- RECORDS SUPPLIED
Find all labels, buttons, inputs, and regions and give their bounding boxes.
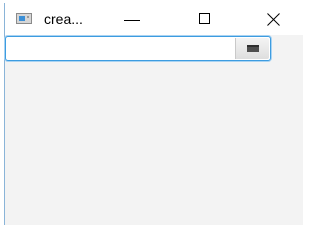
close-icon — [267, 12, 281, 26]
date-picker — [5, 36, 271, 61]
close-button[interactable] — [251, 3, 297, 35]
minimize-icon — [124, 20, 140, 21]
maximize-icon — [199, 13, 210, 24]
maximize-button[interactable] — [184, 3, 230, 35]
window-title: crea... — [44, 11, 83, 27]
date-input[interactable] — [7, 38, 235, 59]
app-window: crea... — [4, 3, 304, 225]
minimize-button[interactable] — [112, 3, 158, 35]
calendar-icon — [247, 45, 259, 52]
title-bar[interactable]: crea... — [5, 3, 304, 35]
calendar-button[interactable] — [235, 38, 269, 59]
app-icon — [16, 13, 32, 24]
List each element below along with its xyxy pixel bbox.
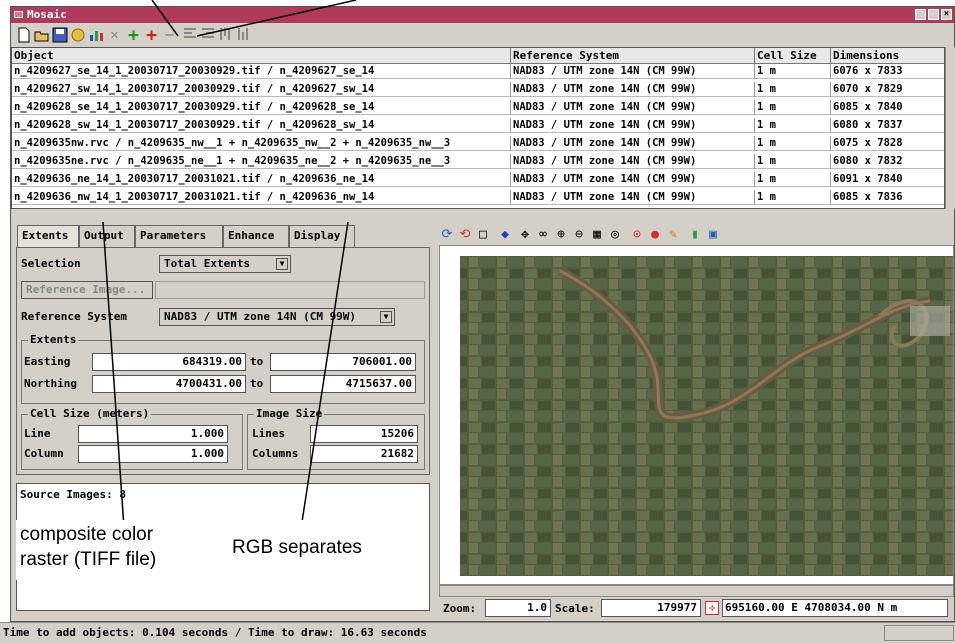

- EXERCISE BRIEF
Rewrite the lines above, replacing "bounding boxes" with "box coordinates" and leaving everything else unchanged. Omit the pictures from the output.

- RESULT OF THE EXERCISE
Find all labels, buttons, inputs, and regions and give their box coordinates.
close-icon — [267, 12, 281, 26]
date-picker — [5, 36, 271, 61]
close-button[interactable] — [251, 3, 297, 35]
minimize-icon — [124, 20, 140, 21]
maximize-icon — [199, 13, 210, 24]
maximize-button[interactable] — [184, 3, 230, 35]
window-title: crea... — [44, 11, 83, 27]
date-input[interactable] — [7, 38, 235, 59]
app-window: crea... — [4, 3, 304, 225]
minimize-button[interactable] — [112, 3, 158, 35]
calendar-icon — [247, 45, 259, 52]
title-bar[interactable]: crea... — [5, 3, 304, 35]
calendar-button[interactable] — [235, 38, 269, 59]
app-icon — [16, 13, 32, 24]
List each element below along with its xyxy pixel bbox.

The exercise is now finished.